Your task: Transcribe the records below in full; pictures stay out of the copy.

Material supplied:

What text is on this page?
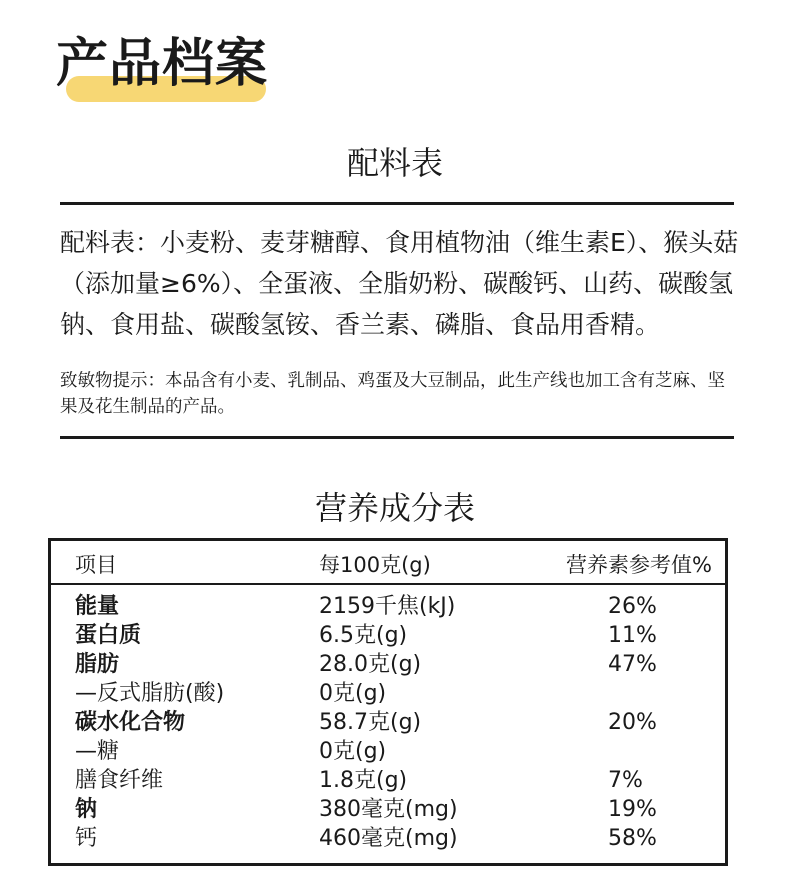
产品档案
配料表

配料表：小麦粉、麦芽糖醇、食用植物油（维生素E）、猴头菇（添加量≥6%）、全蛋液、全脂奶粉、碳酸钙、山药、碳酸氢钠、食用盐、碳酸氢铵、香兰素、磷脂、食品用香精。

致敏物提示：本品含有小麦、乳制品、鸡蛋及大豆制品，此生产线也加工含有芝麻、坚果及花生制品的产品。

营养成分表
项目	每100克(g)	营养素参考值%
能量	2159千焦(kJ)	26%
蛋白质	6.5克(g)	11%
脂肪	28.0克(g)	47%
—反式脂肪(酸)	0克(g)
碳水化合物	58.7克(g)	20%
—糖	0克(g)
膳食纤维	1.8克(g)	7%
钠	380毫克(mg)	19%
钙	460毫克(mg)	58%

Output for this exercise:
What text is on this page?
产品档案
配料表

配料表：小麦粉、麦芽糖醇、食用植物油（维生素E）、猴头菇（添加量≥6%）、全蛋液、全脂奶粉、碳酸钙、山药、碳酸氢钠、食用盐、碳酸氢铵、香兰素、磷脂、食品用香精。

致敏物提示：本品含有小麦、乳制品、鸡蛋及大豆制品，此生产线也加工含有芝麻、坚果及花生制品的产品。

营养成分表
项目	每100克(g)	营养素参考值%
能量	2159千焦(kJ)	26%
蛋白质	6.5克(g)	11%
脂肪	28.0克(g)	47%
—反式脂肪(酸)	0克(g)
碳水化合物	58.7克(g)	20%
—糖	0克(g)
膳食纤维	1.8克(g)	7%
钠	380毫克(mg)	19%
钙	460毫克(mg)	58%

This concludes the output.